Reproduce the records word for word, from their first line through the line that contains "Text: 7 (6%): 7 (6%): [184, 114, 210, 123]", including both of those lines.

==== Raw records

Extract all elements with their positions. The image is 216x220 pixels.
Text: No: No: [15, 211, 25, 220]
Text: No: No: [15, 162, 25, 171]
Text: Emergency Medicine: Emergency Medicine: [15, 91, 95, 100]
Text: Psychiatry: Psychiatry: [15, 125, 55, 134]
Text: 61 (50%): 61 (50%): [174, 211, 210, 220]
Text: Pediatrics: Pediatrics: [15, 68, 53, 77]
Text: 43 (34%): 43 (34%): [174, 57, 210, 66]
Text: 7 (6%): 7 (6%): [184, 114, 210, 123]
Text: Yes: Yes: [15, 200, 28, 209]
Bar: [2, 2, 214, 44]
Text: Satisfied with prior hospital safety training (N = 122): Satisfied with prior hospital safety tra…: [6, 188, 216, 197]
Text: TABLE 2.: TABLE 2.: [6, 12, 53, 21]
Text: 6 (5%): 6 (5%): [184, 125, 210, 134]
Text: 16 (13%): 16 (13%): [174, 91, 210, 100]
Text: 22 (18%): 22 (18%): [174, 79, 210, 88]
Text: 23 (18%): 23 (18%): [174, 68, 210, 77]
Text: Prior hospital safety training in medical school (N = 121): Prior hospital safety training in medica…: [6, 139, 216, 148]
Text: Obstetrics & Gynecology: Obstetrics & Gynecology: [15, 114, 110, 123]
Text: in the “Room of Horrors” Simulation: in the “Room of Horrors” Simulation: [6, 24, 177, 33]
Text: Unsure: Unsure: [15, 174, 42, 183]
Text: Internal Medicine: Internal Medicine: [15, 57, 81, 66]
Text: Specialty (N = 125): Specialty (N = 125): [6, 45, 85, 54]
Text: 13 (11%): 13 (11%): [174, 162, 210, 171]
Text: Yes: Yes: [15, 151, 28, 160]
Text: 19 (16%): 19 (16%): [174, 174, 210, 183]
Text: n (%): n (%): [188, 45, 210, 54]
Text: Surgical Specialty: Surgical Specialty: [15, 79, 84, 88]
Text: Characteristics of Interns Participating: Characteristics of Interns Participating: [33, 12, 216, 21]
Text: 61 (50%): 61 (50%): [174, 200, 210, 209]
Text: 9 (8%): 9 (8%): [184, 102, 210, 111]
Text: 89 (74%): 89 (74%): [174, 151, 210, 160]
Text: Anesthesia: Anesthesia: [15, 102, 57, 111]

========

Answer:
Extract all elements with their positions. The image is 216x220 pixels.
Text: No: No: [15, 211, 25, 220]
Text: No: No: [15, 162, 25, 171]
Text: Emergency Medicine: Emergency Medicine: [15, 91, 95, 100]
Text: Psychiatry: Psychiatry: [15, 125, 55, 134]
Text: 61 (50%): 61 (50%): [174, 211, 210, 220]
Text: Pediatrics: Pediatrics: [15, 68, 53, 77]
Text: 43 (34%): 43 (34%): [174, 57, 210, 66]
Text: 7 (6%): 7 (6%): [184, 114, 210, 123]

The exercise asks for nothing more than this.